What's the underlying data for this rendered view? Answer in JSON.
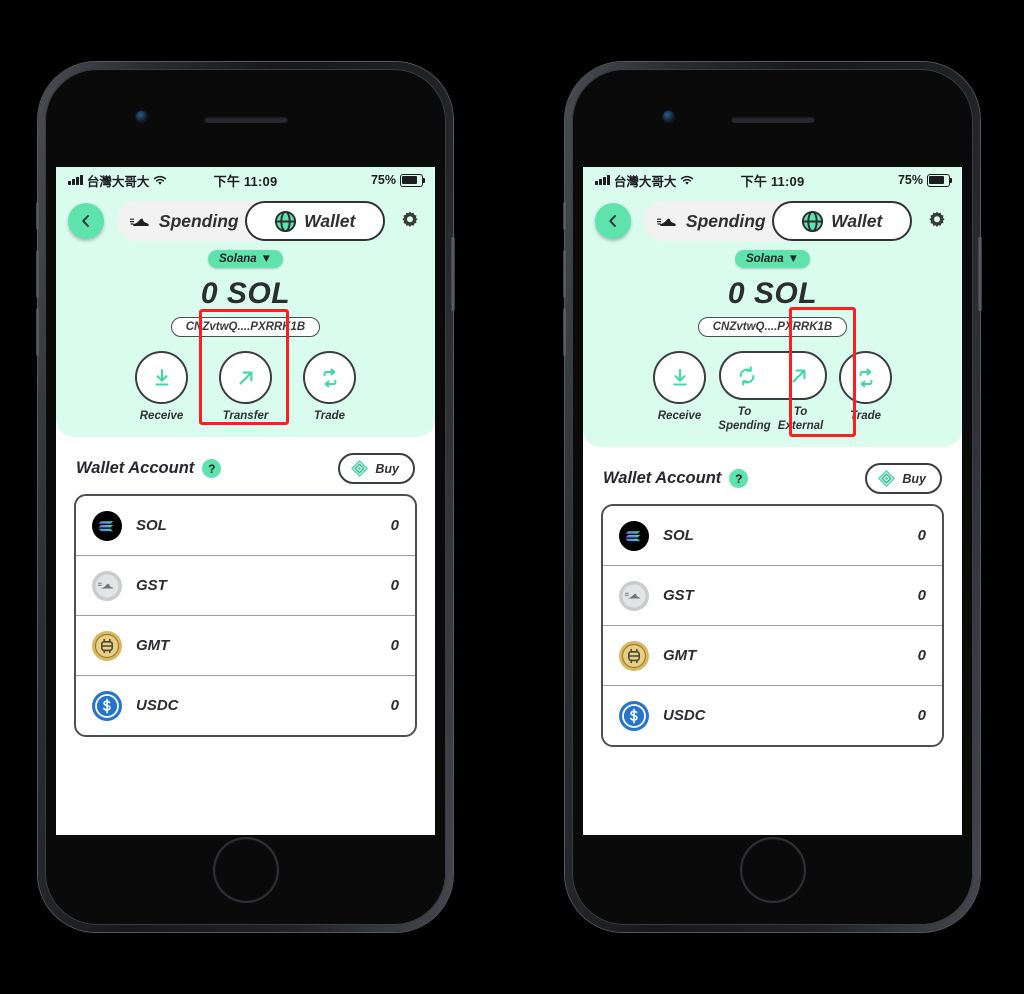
{
  "page": {
    "background": "#000000"
  },
  "theme": {
    "mint_panel": "#d9fcef",
    "accent_green": "#5fe3ad",
    "dark": "#2b2d31",
    "highlight_red": "#fc1f1f"
  },
  "status_bar": {
    "carrier": "台灣大哥大",
    "time": "下午 11:09",
    "battery_percent": "75%",
    "signal_icon": "signal-bars-icon",
    "wifi_icon": "wifi-icon",
    "battery_icon": "battery-icon"
  },
  "header": {
    "back_icon": "chevron-left-icon",
    "settings_icon": "gear-icon",
    "tabs": [
      {
        "label": "Spending",
        "icon": "sneaker-icon",
        "active": false
      },
      {
        "label": "Wallet",
        "icon": "globe-icon",
        "active": true
      }
    ]
  },
  "wallet": {
    "chain_label": "Solana",
    "chain_caret": "▼",
    "balance": "0 SOL",
    "address": "CNZvtwQ....PXRRK1B"
  },
  "actions_left": [
    {
      "label": "Receive",
      "icon": "download-arrow-icon",
      "highlighted": false
    },
    {
      "label": "Transfer",
      "icon": "arrow-up-right-icon",
      "highlighted": true
    },
    {
      "label": "Trade",
      "icon": "swap-repeat-icon",
      "highlighted": false
    }
  ],
  "actions_right": {
    "receive": {
      "label": "Receive",
      "icon": "download-arrow-icon"
    },
    "to_spending": {
      "label_line1": "To",
      "label_line2": "Spending",
      "icon": "refresh-circle-icon"
    },
    "to_external": {
      "label_line1": "To",
      "label_line2": "External",
      "icon": "arrow-up-right-icon",
      "highlighted": true
    },
    "trade": {
      "label": "Trade",
      "icon": "swap-repeat-icon"
    }
  },
  "account": {
    "title": "Wallet Account",
    "help_badge": "?",
    "buy_label": "Buy",
    "buy_icon": "diamond-token-icon"
  },
  "tokens": [
    {
      "symbol": "SOL",
      "amount": "0",
      "icon": "solana-coin-icon"
    },
    {
      "symbol": "GST",
      "amount": "0",
      "icon": "gst-coin-icon"
    },
    {
      "symbol": "GMT",
      "amount": "0",
      "icon": "gmt-coin-icon"
    },
    {
      "symbol": "USDC",
      "amount": "0",
      "icon": "usdc-coin-icon"
    }
  ]
}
★ ★ ★ ★ ★ ★ ★
• Given request
Make an exact copy of every record, pictures excluded.

• The completed task
What's the underlying data for this rendered view? Answer in JSON.
{
  "page": {
    "background": "#000000"
  },
  "theme": {
    "mint_panel": "#d9fcef",
    "accent_green": "#5fe3ad",
    "dark": "#2b2d31",
    "highlight_red": "#fc1f1f"
  },
  "status_bar": {
    "carrier": "台灣大哥大",
    "time": "下午 11:09",
    "battery_percent": "75%",
    "signal_icon": "signal-bars-icon",
    "wifi_icon": "wifi-icon",
    "battery_icon": "battery-icon"
  },
  "header": {
    "back_icon": "chevron-left-icon",
    "settings_icon": "gear-icon",
    "tabs": [
      {
        "label": "Spending",
        "icon": "sneaker-icon",
        "active": false
      },
      {
        "label": "Wallet",
        "icon": "globe-icon",
        "active": true
      }
    ]
  },
  "wallet": {
    "chain_label": "Solana",
    "chain_caret": "▼",
    "balance": "0 SOL",
    "address": "CNZvtwQ....PXRRK1B"
  },
  "actions_left": [
    {
      "label": "Receive",
      "icon": "download-arrow-icon",
      "highlighted": false
    },
    {
      "label": "Transfer",
      "icon": "arrow-up-right-icon",
      "highlighted": true
    },
    {
      "label": "Trade",
      "icon": "swap-repeat-icon",
      "highlighted": false
    }
  ],
  "actions_right": {
    "receive": {
      "label": "Receive",
      "icon": "download-arrow-icon"
    },
    "to_spending": {
      "label_line1": "To",
      "label_line2": "Spending",
      "icon": "refresh-circle-icon"
    },
    "to_external": {
      "label_line1": "To",
      "label_line2": "External",
      "icon": "arrow-up-right-icon",
      "highlighted": true
    },
    "trade": {
      "label": "Trade",
      "icon": "swap-repeat-icon"
    }
  },
  "account": {
    "title": "Wallet Account",
    "help_badge": "?",
    "buy_label": "Buy",
    "buy_icon": "diamond-token-icon"
  },
  "tokens": [
    {
      "symbol": "SOL",
      "amount": "0",
      "icon": "solana-coin-icon"
    },
    {
      "symbol": "GST",
      "amount": "0",
      "icon": "gst-coin-icon"
    },
    {
      "symbol": "GMT",
      "amount": "0",
      "icon": "gmt-coin-icon"
    },
    {
      "symbol": "USDC",
      "amount": "0",
      "icon": "usdc-coin-icon"
    }
  ]
}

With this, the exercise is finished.